----- Input data -----
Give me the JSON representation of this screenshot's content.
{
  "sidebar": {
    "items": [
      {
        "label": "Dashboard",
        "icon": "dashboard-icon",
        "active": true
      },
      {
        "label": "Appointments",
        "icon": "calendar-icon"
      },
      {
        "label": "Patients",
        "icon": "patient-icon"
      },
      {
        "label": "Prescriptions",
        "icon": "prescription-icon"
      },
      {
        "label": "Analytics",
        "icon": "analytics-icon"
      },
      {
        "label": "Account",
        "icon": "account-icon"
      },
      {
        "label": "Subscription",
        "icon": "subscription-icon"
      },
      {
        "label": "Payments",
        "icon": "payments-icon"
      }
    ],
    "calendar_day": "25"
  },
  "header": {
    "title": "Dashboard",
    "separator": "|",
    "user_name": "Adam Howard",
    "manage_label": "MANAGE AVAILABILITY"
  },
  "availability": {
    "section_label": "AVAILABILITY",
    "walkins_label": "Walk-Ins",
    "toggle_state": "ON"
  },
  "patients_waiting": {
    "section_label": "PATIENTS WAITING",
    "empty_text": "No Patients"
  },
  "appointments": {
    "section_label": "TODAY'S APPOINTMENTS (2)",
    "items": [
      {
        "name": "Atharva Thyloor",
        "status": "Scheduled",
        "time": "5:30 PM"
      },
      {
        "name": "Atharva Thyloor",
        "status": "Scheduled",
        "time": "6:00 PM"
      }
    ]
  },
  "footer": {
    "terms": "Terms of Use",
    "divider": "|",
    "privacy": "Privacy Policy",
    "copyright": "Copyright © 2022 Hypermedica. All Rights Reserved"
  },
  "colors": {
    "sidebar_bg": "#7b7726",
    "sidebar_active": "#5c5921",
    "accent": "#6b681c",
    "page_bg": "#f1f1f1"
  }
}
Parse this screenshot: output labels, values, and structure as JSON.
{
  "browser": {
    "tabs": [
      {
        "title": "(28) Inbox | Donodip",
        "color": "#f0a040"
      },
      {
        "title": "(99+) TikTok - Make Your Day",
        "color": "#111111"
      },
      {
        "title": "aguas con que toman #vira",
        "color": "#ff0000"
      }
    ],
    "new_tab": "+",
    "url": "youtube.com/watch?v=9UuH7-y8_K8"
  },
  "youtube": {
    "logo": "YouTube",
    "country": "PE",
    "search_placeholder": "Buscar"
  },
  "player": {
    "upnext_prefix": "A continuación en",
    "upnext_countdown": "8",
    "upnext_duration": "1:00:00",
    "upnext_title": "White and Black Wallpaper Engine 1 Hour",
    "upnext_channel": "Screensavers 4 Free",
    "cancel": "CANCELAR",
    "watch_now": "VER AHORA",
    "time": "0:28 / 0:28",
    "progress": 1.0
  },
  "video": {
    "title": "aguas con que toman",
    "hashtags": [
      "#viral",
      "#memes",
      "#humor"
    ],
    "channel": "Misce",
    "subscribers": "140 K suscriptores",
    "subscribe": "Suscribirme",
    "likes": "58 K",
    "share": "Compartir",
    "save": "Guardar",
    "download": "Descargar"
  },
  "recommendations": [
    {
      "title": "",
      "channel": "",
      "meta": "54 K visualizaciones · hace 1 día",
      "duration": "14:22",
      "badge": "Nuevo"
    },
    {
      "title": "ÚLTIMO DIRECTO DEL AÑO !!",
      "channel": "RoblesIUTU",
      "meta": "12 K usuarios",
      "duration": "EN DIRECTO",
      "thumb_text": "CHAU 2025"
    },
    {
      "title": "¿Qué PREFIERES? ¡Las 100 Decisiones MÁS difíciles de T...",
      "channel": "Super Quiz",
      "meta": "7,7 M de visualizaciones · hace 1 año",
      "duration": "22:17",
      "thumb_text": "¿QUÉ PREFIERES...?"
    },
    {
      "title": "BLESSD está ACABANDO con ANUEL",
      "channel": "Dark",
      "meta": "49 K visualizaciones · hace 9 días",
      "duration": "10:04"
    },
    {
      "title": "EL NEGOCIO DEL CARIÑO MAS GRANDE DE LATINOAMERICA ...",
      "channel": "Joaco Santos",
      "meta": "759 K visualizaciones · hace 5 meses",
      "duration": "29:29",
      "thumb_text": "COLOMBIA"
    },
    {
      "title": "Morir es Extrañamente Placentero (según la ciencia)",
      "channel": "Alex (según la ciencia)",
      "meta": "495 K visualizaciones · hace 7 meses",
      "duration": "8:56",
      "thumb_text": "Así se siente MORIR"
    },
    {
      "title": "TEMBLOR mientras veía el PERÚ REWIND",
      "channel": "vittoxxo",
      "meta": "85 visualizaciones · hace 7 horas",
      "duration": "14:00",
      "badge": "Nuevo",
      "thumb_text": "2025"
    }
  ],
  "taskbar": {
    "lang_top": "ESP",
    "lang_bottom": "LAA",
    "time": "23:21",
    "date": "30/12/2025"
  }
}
-----
-- Your task --
Among the records above, find each line holding "según" and list it.

-- Response area --
      "title": "Morir es Extrañamente Placentero (según la ciencia)",
      "channel": "Alex (según la ciencia)",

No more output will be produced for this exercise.